[Directions for this task] Can you copy out every line from the very first one below down through the line containing "legend-label: 1960: [672, 403, 692, 413]", reproducing each without any change?

[Task data]
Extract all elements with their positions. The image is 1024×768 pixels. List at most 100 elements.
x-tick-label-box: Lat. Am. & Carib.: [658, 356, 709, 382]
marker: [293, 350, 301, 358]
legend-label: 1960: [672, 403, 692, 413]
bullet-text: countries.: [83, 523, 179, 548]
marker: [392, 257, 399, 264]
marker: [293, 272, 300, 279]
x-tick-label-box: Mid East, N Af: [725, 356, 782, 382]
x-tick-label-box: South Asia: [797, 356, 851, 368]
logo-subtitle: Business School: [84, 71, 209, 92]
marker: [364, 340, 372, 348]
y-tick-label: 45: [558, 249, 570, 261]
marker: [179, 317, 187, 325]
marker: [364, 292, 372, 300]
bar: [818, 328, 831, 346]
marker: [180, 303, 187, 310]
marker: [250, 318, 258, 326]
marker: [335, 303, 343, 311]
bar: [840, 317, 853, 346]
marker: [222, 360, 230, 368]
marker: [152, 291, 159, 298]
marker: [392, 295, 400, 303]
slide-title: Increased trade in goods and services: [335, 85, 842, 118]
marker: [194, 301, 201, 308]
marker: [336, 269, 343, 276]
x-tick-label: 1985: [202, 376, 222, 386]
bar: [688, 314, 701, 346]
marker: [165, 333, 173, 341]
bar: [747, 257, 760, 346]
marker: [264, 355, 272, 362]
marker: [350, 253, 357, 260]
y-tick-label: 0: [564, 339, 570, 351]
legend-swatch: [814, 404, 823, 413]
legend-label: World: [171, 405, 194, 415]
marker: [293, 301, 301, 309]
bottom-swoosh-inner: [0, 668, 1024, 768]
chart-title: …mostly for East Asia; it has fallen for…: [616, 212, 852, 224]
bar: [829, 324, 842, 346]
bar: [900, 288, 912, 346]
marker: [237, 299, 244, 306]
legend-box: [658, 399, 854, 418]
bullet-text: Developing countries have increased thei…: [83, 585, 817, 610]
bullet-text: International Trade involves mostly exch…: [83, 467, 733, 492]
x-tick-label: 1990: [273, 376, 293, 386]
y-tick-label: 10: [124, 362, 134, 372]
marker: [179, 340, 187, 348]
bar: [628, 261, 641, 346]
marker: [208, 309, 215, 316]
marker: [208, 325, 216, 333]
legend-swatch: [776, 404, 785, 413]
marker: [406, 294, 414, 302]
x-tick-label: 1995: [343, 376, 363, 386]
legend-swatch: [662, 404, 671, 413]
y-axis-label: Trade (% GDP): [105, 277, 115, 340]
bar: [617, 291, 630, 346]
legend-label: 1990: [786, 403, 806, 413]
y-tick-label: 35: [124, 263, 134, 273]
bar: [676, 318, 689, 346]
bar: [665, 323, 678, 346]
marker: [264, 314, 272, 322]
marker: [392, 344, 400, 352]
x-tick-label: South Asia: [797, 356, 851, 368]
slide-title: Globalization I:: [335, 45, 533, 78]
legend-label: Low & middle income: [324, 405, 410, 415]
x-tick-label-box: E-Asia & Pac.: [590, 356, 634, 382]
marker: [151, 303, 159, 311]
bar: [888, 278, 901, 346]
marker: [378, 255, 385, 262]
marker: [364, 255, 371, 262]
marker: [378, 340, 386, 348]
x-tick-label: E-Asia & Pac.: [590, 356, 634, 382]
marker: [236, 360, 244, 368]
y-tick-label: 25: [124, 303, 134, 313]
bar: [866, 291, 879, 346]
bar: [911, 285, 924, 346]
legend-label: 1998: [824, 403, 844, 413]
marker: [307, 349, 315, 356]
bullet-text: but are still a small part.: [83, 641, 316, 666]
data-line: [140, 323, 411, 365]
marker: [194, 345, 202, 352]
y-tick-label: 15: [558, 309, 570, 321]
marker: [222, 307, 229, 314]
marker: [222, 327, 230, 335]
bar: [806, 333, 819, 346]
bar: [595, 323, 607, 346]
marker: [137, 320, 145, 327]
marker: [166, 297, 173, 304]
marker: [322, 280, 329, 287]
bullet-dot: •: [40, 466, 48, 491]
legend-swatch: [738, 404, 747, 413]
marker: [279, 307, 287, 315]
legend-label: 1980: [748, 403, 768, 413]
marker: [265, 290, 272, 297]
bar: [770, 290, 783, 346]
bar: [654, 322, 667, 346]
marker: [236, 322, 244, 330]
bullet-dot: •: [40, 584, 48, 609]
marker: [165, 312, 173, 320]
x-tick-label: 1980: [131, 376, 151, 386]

[Finished exercise]
Extract all elements with their positions. The image is 1024×768 pixels. List at most 100 elements.
x-tick-label-box: Lat. Am. & Carib.: [658, 356, 709, 382]
marker: [293, 350, 301, 358]
legend-label: 1960: [672, 403, 692, 413]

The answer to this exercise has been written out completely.